### PROBLEM
Write out the full set of records below exactly.

[A block of data]
--

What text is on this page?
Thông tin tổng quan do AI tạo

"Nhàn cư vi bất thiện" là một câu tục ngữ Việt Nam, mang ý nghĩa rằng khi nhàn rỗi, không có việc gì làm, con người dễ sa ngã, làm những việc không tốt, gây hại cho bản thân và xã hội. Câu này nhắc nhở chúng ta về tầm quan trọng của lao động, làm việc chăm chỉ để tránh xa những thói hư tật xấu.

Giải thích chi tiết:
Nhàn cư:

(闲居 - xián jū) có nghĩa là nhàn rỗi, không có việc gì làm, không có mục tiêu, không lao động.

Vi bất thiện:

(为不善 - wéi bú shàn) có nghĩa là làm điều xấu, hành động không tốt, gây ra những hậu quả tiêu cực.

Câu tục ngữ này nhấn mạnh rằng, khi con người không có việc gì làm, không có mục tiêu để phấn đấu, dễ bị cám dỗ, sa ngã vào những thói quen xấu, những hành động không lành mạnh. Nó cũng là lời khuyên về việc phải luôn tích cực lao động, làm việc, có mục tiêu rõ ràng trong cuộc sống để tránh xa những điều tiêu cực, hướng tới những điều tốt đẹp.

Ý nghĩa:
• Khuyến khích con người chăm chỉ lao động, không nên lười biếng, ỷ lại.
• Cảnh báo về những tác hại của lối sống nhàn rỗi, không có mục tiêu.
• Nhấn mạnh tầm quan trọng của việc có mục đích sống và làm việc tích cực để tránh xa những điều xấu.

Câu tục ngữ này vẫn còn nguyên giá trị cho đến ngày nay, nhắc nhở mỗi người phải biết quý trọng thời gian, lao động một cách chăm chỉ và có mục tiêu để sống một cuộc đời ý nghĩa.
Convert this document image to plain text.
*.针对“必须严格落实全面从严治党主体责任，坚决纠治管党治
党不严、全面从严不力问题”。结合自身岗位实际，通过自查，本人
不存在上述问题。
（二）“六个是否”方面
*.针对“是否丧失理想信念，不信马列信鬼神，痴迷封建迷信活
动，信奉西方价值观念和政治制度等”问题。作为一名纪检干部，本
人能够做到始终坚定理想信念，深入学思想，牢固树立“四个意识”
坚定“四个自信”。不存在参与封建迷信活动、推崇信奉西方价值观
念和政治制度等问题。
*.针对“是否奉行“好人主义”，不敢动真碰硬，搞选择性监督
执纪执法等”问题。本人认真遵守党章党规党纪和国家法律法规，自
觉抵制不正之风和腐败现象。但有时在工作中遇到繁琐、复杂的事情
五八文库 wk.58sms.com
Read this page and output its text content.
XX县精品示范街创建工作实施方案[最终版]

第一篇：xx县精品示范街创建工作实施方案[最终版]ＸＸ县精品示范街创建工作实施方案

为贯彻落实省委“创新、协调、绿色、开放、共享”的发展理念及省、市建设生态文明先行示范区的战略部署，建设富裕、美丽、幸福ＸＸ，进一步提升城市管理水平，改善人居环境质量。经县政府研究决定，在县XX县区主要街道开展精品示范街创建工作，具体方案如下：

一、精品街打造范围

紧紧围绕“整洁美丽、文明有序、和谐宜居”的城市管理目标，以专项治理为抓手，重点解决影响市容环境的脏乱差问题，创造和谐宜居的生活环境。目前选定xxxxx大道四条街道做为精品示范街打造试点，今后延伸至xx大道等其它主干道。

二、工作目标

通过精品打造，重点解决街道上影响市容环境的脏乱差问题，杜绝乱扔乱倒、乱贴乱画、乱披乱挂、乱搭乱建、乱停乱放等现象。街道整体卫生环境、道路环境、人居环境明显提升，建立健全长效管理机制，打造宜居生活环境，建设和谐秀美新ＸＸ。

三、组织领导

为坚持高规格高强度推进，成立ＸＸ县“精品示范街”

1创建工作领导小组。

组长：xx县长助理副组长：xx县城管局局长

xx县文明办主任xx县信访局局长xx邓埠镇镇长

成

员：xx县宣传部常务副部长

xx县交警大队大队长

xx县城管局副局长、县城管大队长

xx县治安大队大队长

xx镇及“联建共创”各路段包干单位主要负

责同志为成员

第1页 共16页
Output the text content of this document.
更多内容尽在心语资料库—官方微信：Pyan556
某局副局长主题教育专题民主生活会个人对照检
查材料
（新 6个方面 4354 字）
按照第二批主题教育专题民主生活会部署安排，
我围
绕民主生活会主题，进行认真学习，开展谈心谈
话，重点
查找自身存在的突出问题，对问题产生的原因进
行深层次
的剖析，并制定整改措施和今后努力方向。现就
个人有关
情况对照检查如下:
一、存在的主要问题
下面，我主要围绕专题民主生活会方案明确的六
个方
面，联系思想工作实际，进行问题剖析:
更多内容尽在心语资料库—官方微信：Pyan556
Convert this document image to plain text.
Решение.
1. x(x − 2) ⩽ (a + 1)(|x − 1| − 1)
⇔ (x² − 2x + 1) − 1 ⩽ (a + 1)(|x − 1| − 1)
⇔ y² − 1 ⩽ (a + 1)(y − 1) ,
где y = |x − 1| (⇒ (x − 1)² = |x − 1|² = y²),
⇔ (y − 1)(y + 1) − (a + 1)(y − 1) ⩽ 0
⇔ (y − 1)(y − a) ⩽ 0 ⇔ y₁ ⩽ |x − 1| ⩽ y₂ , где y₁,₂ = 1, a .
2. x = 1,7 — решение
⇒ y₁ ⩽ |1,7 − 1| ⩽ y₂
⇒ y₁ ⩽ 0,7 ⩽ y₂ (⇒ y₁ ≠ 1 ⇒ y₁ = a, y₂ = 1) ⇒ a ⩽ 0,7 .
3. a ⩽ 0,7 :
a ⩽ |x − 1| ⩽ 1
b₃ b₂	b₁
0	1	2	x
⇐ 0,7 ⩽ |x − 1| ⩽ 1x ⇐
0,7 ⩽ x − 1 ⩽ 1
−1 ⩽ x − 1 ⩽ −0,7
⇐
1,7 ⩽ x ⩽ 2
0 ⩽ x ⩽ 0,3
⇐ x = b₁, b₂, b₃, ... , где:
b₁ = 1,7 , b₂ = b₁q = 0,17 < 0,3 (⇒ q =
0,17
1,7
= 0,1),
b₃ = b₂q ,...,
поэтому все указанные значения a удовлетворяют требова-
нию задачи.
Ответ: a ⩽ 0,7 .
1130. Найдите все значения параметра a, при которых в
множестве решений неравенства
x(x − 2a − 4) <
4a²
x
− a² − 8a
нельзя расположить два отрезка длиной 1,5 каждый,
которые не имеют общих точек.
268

--

### ANSWER BELOW
What text is on this page?
Thông tin tổng quan do AI tạo

"Nhàn cư vi bất thiện" là một câu tục ngữ Việt Nam, mang ý nghĩa rằng khi nhàn rỗi, không có việc gì làm, con người dễ sa ngã, làm những việc không tốt, gây hại cho bản thân và xã hội. Câu này nhắc nhở chúng ta về tầm quan trọng của lao động, làm việc chăm chỉ để tránh xa những thói hư tật xấu.

Giải thích chi tiết:
Nhàn cư:

(闲居 - xián jū) có nghĩa là nhàn rỗi, không có việc gì làm, không có mục tiêu, không lao động.

Vi bất thiện:

(为不善 - wéi bú shàn) có nghĩa là làm điều xấu, hành động không tốt, gây ra những hậu quả tiêu cực.

Câu tục ngữ này nhấn mạnh rằng, khi con người không có việc gì làm, không có mục tiêu để phấn đấu, dễ bị cám dỗ, sa ngã vào những thói quen xấu, những hành động không lành mạnh. Nó cũng là lời khuyên về việc phải luôn tích cực lao động, làm việc, có mục tiêu rõ ràng trong cuộc sống để tránh xa những điều tiêu cực, hướng tới những điều tốt đẹp.

Ý nghĩa:
• Khuyến khích con người chăm chỉ lao động, không nên lười biếng, ỷ lại.
• Cảnh báo về những tác hại của lối sống nhàn rỗi, không có mục tiêu.
• Nhấn mạnh tầm quan trọng của việc có mục đích sống và làm việc tích cực để tránh xa những điều xấu.

Câu tục ngữ này vẫn còn nguyên giá trị cho đến ngày nay, nhắc nhở mỗi người phải biết quý trọng thời gian, lao động một cách chăm chỉ và có mục tiêu để sống một cuộc đời ý nghĩa.
Convert this document image to plain text.
*.针对“必须严格落实全面从严治党主体责任，坚决纠治管党治
党不严、全面从严不力问题”。结合自身岗位实际，通过自查，本人
不存在上述问题。
（二）“六个是否”方面
*.针对“是否丧失理想信念，不信马列信鬼神，痴迷封建迷信活
动，信奉西方价值观念和政治制度等”问题。作为一名纪检干部，本
人能够做到始终坚定理想信念，深入学思想，牢固树立“四个意识”
坚定“四个自信”。不存在参与封建迷信活动、推崇信奉西方价值观
念和政治制度等问题。
*.针对“是否奉行“好人主义”，不敢动真碰硬，搞选择性监督
执纪执法等”问题。本人认真遵守党章党规党纪和国家法律法规，自
觉抵制不正之风和腐败现象。但有时在工作中遇到繁琐、复杂的事情
五八文库 wk.58sms.com
Read this page and output its text content.
XX县精品示范街创建工作实施方案[最终版]

第一篇：xx县精品示范街创建工作实施方案[最终版]ＸＸ县精品示范街创建工作实施方案

为贯彻落实省委“创新、协调、绿色、开放、共享”的发展理念及省、市建设生态文明先行示范区的战略部署，建设富裕、美丽、幸福ＸＸ，进一步提升城市管理水平，改善人居环境质量。经县政府研究决定，在县XX县区主要街道开展精品示范街创建工作，具体方案如下：

一、精品街打造范围

紧紧围绕“整洁美丽、文明有序、和谐宜居”的城市管理目标，以专项治理为抓手，重点解决影响市容环境的脏乱差问题，创造和谐宜居的生活环境。目前选定xxxxx大道四条街道做为精品示范街打造试点，今后延伸至xx大道等其它主干道。

二、工作目标

通过精品打造，重点解决街道上影响市容环境的脏乱差问题，杜绝乱扔乱倒、乱贴乱画、乱披乱挂、乱搭乱建、乱停乱放等现象。街道整体卫生环境、道路环境、人居环境明显提升，建立健全长效管理机制，打造宜居生活环境，建设和谐秀美新ＸＸ。

三、组织领导

为坚持高规格高强度推进，成立ＸＸ县“精品示范街”

1创建工作领导小组。

组长：xx县长助理副组长：xx县城管局局长

xx县文明办主任xx县信访局局长xx邓埠镇镇长

成

员：xx县宣传部常务副部长

xx县交警大队大队长

xx县城管局副局长、县城管大队长

xx县治安大队大队长

xx镇及“联建共创”各路段包干单位主要负

责同志为成员

第1页 共16页
Output the text content of this document.
更多内容尽在心语资料库—官方微信：Pyan556
某局副局长主题教育专题民主生活会个人对照检
查材料
（新 6个方面 4354 字）
按照第二批主题教育专题民主生活会部署安排，
我围
绕民主生活会主题，进行认真学习，开展谈心谈
话，重点
查找自身存在的突出问题，对问题产生的原因进
行深层次
的剖析，并制定整改措施和今后努力方向。现就
个人有关
情况对照检查如下:
一、存在的主要问题
下面，我主要围绕专题民主生活会方案明确的六
个方
面，联系思想工作实际，进行问题剖析:
更多内容尽在心语资料库—官方微信：Pyan556
Convert this document image to plain text.
Решение.
1. x(x − 2) ⩽ (a + 1)(|x − 1| − 1)
⇔ (x² − 2x + 1) − 1 ⩽ (a + 1)(|x − 1| − 1)
⇔ y² − 1 ⩽ (a + 1)(y − 1) ,
где y = |x − 1| (⇒ (x − 1)² = |x − 1|² = y²),
⇔ (y − 1)(y + 1) − (a + 1)(y − 1) ⩽ 0
⇔ (y − 1)(y − a) ⩽ 0 ⇔ y₁ ⩽ |x − 1| ⩽ y₂ , где y₁,₂ = 1, a .
2. x = 1,7 — решение
⇒ y₁ ⩽ |1,7 − 1| ⩽ y₂
⇒ y₁ ⩽ 0,7 ⩽ y₂ (⇒ y₁ ≠ 1 ⇒ y₁ = a, y₂ = 1) ⇒ a ⩽ 0,7 .
3. a ⩽ 0,7 :
a ⩽ |x − 1| ⩽ 1
b₃ b₂	b₁
0	1	2	x
⇐ 0,7 ⩽ |x − 1| ⩽ 1x ⇐
0,7 ⩽ x − 1 ⩽ 1
−1 ⩽ x − 1 ⩽ −0,7
⇐
1,7 ⩽ x ⩽ 2
0 ⩽ x ⩽ 0,3
⇐ x = b₁, b₂, b₃, ... , где:
b₁ = 1,7 , b₂ = b₁q = 0,17 < 0,3 (⇒ q =
0,17
1,7
= 0,1),
b₃ = b₂q ,...,
поэтому все указанные значения a удовлетворяют требова-
нию задачи.
Ответ: a ⩽ 0,7 .
1130. Найдите все значения параметра a, при которых в
множестве решений неравенства
x(x − 2a − 4) <
4a²
x
− a² − 8a
нельзя расположить два отрезка длиной 1,5 каждый,
которые не имеют общих точек.
268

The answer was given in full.